» Text provided:
48 Volts DC is the new 12 Volts DC.

48 volts for trailers photo
© Knaus Tabbert GmbH

Could it also be the new 120 Volts AC?

Being trained as an architect, I am kind of a generalist, having to know a bit about a whole lot of subjects. But whenever I talk about Direct Current vs Alternating current I come away singed and shocked by the comments, like my last one, where even fans noted, "This is about the most wrong article I've seen you write, Lloyd."

But to this day, I do not understand why we have a system where every single light bulb now has to have a little transformer and rectifier to feed it DC, and almost everything we plug into the wall now has a transformer brick on it. Our domestic world now pretty much runs on DC.

I do understand that P=VA and that the higher the current (the A or Amperage), the bigger the wire has to be. So 1000 watts at 12 volts needs wire the same size as 4000 watts at 48 volts. That's why I was intrigued by the press release from Bosch, announcing a new "48-Volt electrical system specially for recreational vehicles in order to decisively and sustainably improve the self-sufficiency of caravans" (Trailers in Europe) for Knaus Tabbert, a big German manufacturer that churned out 23,643 caravans and motorhomes in 2018.

Caravan owners often dream of camping in secluded areas but unfortunately this desire for independence is often cut short by a lack of energy supply. The development of an innovative 48 Volt system, however, creates the basis for longer self-sufficient caravanning without compromising on essential comforts. In the future, campers will be able to enjoy the solitude of remote places for considerably longer than before without an external power source but equipped with powerful 48-Volt on-board voltage.

» List of tasks:
**A.** Reproduce the article on 48-volt power from "48 volts for" to "runs on DC." word for word.
**B.** According to the article on 48-volt power, how many caravans and motorhomes did Knaus Tabbert produce in 2018?

[Page segmentation data]
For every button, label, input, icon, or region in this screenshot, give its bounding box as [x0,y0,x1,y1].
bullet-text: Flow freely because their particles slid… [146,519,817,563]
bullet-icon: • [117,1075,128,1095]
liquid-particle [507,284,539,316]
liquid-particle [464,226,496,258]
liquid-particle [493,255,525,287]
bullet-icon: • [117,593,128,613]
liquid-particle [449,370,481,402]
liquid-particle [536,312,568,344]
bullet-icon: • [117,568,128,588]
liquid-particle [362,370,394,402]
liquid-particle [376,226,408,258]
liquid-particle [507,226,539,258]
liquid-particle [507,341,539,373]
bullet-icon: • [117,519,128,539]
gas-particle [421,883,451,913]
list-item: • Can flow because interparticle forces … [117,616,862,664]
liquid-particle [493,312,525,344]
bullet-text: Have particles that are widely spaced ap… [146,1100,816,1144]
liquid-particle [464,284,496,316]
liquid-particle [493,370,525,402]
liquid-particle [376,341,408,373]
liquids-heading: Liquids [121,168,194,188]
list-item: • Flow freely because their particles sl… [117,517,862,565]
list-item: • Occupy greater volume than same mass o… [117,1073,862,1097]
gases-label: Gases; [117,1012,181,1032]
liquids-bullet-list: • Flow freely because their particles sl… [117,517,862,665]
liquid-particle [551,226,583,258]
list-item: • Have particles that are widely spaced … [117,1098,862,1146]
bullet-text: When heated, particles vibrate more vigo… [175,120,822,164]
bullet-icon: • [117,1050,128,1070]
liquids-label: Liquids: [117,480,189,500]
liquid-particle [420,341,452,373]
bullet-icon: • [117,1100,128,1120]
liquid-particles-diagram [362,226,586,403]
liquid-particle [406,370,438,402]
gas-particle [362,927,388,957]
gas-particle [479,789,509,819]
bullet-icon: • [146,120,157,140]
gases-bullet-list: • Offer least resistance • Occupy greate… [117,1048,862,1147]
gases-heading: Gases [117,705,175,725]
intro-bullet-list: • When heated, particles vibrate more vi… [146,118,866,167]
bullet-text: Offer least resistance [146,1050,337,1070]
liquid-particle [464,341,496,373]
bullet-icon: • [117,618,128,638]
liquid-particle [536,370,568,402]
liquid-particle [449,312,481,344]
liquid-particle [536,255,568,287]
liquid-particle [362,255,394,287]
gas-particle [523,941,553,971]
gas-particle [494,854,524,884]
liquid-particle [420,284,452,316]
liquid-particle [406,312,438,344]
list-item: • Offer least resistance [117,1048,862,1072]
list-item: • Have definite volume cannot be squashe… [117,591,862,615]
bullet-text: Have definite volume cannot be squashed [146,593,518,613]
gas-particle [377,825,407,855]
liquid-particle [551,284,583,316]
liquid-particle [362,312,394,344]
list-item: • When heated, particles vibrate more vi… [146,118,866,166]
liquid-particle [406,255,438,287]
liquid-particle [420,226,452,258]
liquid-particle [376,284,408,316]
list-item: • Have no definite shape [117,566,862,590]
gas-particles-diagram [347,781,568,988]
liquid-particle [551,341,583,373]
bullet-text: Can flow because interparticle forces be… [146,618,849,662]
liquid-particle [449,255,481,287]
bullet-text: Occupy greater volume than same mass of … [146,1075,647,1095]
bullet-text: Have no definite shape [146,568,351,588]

» Results of the exercise:
**A.**
48 volts for trailers photo
© Knaus Tabbert GmbH

Could it also be the new 120 Volts AC?

Being trained as an architect, I am kind of a generalist, having to know a bit about a whole lot of subjects. But whenever I talk about Direct Current vs Alternating current I come away singed and shocked by the comments, like my last one, where even fans noted, "This is about the most wrong article I've seen you write, Lloyd."

But to this day, I do not understand why we have a system where every single light bulb now has to have a little transformer and rectifier to feed it DC, and almost everything we plug into the wall now has a transformer brick on it. Our domestic world now pretty much runs on DC.

**B.** 23,643